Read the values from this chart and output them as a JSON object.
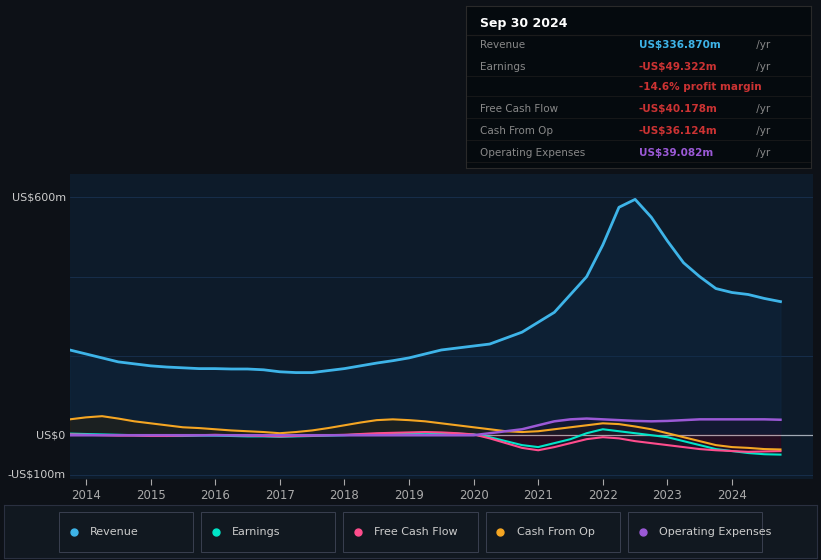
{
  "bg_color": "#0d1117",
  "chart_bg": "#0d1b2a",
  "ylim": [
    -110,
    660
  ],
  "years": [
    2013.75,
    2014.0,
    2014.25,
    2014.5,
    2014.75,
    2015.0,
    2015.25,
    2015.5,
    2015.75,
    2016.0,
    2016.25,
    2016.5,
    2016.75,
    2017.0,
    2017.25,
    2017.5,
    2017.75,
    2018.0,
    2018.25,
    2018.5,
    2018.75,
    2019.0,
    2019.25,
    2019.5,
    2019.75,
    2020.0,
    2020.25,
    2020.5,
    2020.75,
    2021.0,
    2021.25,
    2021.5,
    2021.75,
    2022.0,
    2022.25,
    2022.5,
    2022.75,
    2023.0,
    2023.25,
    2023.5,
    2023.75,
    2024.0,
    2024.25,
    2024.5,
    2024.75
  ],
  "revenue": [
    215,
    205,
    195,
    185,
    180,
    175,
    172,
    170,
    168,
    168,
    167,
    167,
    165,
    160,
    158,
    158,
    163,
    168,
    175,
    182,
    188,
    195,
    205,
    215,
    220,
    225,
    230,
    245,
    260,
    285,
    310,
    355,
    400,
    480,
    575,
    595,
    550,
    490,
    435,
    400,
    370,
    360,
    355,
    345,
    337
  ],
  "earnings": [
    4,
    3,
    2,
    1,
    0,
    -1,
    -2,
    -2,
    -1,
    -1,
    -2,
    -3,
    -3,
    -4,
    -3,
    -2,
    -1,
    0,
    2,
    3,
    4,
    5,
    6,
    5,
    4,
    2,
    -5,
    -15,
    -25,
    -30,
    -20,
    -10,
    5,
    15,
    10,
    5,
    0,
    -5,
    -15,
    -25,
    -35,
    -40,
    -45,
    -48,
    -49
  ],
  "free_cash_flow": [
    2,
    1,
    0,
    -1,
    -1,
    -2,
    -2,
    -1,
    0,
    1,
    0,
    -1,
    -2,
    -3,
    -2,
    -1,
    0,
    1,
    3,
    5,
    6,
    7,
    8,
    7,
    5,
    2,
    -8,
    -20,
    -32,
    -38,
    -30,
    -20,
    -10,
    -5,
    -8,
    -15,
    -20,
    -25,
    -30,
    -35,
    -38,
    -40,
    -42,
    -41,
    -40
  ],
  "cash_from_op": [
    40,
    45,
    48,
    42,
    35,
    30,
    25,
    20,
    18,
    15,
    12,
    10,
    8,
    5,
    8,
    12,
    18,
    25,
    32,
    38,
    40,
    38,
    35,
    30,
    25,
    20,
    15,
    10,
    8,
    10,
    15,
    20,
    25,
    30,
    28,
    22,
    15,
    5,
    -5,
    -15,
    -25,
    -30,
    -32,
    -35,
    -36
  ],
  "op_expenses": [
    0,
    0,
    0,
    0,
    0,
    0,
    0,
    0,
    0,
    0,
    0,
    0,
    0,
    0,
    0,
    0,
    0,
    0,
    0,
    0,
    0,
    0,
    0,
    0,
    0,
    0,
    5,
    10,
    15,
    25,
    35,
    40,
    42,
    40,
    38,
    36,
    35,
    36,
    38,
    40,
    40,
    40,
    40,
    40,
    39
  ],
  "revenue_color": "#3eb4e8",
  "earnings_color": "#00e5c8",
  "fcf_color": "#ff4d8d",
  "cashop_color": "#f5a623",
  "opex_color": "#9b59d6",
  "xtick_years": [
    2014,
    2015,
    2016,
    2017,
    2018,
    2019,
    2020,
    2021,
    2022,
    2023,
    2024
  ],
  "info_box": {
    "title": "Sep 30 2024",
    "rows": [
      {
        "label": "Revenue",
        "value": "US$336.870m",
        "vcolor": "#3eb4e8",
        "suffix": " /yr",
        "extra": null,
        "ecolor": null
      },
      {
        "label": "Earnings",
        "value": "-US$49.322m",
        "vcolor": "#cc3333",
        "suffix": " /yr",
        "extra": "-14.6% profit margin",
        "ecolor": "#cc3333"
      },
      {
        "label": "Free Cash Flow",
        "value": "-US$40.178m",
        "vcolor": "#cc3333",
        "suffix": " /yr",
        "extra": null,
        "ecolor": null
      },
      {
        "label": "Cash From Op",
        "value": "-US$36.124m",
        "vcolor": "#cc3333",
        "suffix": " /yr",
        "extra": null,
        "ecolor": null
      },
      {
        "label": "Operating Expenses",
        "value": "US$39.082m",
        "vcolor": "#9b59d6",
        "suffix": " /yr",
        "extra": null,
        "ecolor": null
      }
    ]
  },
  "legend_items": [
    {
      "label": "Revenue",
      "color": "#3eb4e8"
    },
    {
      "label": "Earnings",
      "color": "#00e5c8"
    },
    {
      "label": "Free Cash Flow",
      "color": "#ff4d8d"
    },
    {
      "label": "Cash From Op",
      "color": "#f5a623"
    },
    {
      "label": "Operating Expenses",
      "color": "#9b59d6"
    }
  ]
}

Given request
Leave the pictures out and reproduce each record exactly as written.

Final answer
Read the values from this chart and output them as a JSON object.
{
  "bg_color": "#0d1117",
  "chart_bg": "#0d1b2a",
  "ylim": [
    -110,
    660
  ],
  "years": [
    2013.75,
    2014.0,
    2014.25,
    2014.5,
    2014.75,
    2015.0,
    2015.25,
    2015.5,
    2015.75,
    2016.0,
    2016.25,
    2016.5,
    2016.75,
    2017.0,
    2017.25,
    2017.5,
    2017.75,
    2018.0,
    2018.25,
    2018.5,
    2018.75,
    2019.0,
    2019.25,
    2019.5,
    2019.75,
    2020.0,
    2020.25,
    2020.5,
    2020.75,
    2021.0,
    2021.25,
    2021.5,
    2021.75,
    2022.0,
    2022.25,
    2022.5,
    2022.75,
    2023.0,
    2023.25,
    2023.5,
    2023.75,
    2024.0,
    2024.25,
    2024.5,
    2024.75
  ],
  "revenue": [
    215,
    205,
    195,
    185,
    180,
    175,
    172,
    170,
    168,
    168,
    167,
    167,
    165,
    160,
    158,
    158,
    163,
    168,
    175,
    182,
    188,
    195,
    205,
    215,
    220,
    225,
    230,
    245,
    260,
    285,
    310,
    355,
    400,
    480,
    575,
    595,
    550,
    490,
    435,
    400,
    370,
    360,
    355,
    345,
    337
  ],
  "earnings": [
    4,
    3,
    2,
    1,
    0,
    -1,
    -2,
    -2,
    -1,
    -1,
    -2,
    -3,
    -3,
    -4,
    -3,
    -2,
    -1,
    0,
    2,
    3,
    4,
    5,
    6,
    5,
    4,
    2,
    -5,
    -15,
    -25,
    -30,
    -20,
    -10,
    5,
    15,
    10,
    5,
    0,
    -5,
    -15,
    -25,
    -35,
    -40,
    -45,
    -48,
    -49
  ],
  "free_cash_flow": [
    2,
    1,
    0,
    -1,
    -1,
    -2,
    -2,
    -1,
    0,
    1,
    0,
    -1,
    -2,
    -3,
    -2,
    -1,
    0,
    1,
    3,
    5,
    6,
    7,
    8,
    7,
    5,
    2,
    -8,
    -20,
    -32,
    -38,
    -30,
    -20,
    -10,
    -5,
    -8,
    -15,
    -20,
    -25,
    -30,
    -35,
    -38,
    -40,
    -42,
    -41,
    -40
  ],
  "cash_from_op": [
    40,
    45,
    48,
    42,
    35,
    30,
    25,
    20,
    18,
    15,
    12,
    10,
    8,
    5,
    8,
    12,
    18,
    25,
    32,
    38,
    40,
    38,
    35,
    30,
    25,
    20,
    15,
    10,
    8,
    10,
    15,
    20,
    25,
    30,
    28,
    22,
    15,
    5,
    -5,
    -15,
    -25,
    -30,
    -32,
    -35,
    -36
  ],
  "op_expenses": [
    0,
    0,
    0,
    0,
    0,
    0,
    0,
    0,
    0,
    0,
    0,
    0,
    0,
    0,
    0,
    0,
    0,
    0,
    0,
    0,
    0,
    0,
    0,
    0,
    0,
    0,
    5,
    10,
    15,
    25,
    35,
    40,
    42,
    40,
    38,
    36,
    35,
    36,
    38,
    40,
    40,
    40,
    40,
    40,
    39
  ],
  "revenue_color": "#3eb4e8",
  "earnings_color": "#00e5c8",
  "fcf_color": "#ff4d8d",
  "cashop_color": "#f5a623",
  "opex_color": "#9b59d6",
  "xtick_years": [
    2014,
    2015,
    2016,
    2017,
    2018,
    2019,
    2020,
    2021,
    2022,
    2023,
    2024
  ],
  "info_box": {
    "title": "Sep 30 2024",
    "rows": [
      {
        "label": "Revenue",
        "value": "US$336.870m",
        "vcolor": "#3eb4e8",
        "suffix": " /yr",
        "extra": null,
        "ecolor": null
      },
      {
        "label": "Earnings",
        "value": "-US$49.322m",
        "vcolor": "#cc3333",
        "suffix": " /yr",
        "extra": "-14.6% profit margin",
        "ecolor": "#cc3333"
      },
      {
        "label": "Free Cash Flow",
        "value": "-US$40.178m",
        "vcolor": "#cc3333",
        "suffix": " /yr",
        "extra": null,
        "ecolor": null
      },
      {
        "label": "Cash From Op",
        "value": "-US$36.124m",
        "vcolor": "#cc3333",
        "suffix": " /yr",
        "extra": null,
        "ecolor": null
      },
      {
        "label": "Operating Expenses",
        "value": "US$39.082m",
        "vcolor": "#9b59d6",
        "suffix": " /yr",
        "extra": null,
        "ecolor": null
      }
    ]
  },
  "legend_items": [
    {
      "label": "Revenue",
      "color": "#3eb4e8"
    },
    {
      "label": "Earnings",
      "color": "#00e5c8"
    },
    {
      "label": "Free Cash Flow",
      "color": "#ff4d8d"
    },
    {
      "label": "Cash From Op",
      "color": "#f5a623"
    },
    {
      "label": "Operating Expenses",
      "color": "#9b59d6"
    }
  ]
}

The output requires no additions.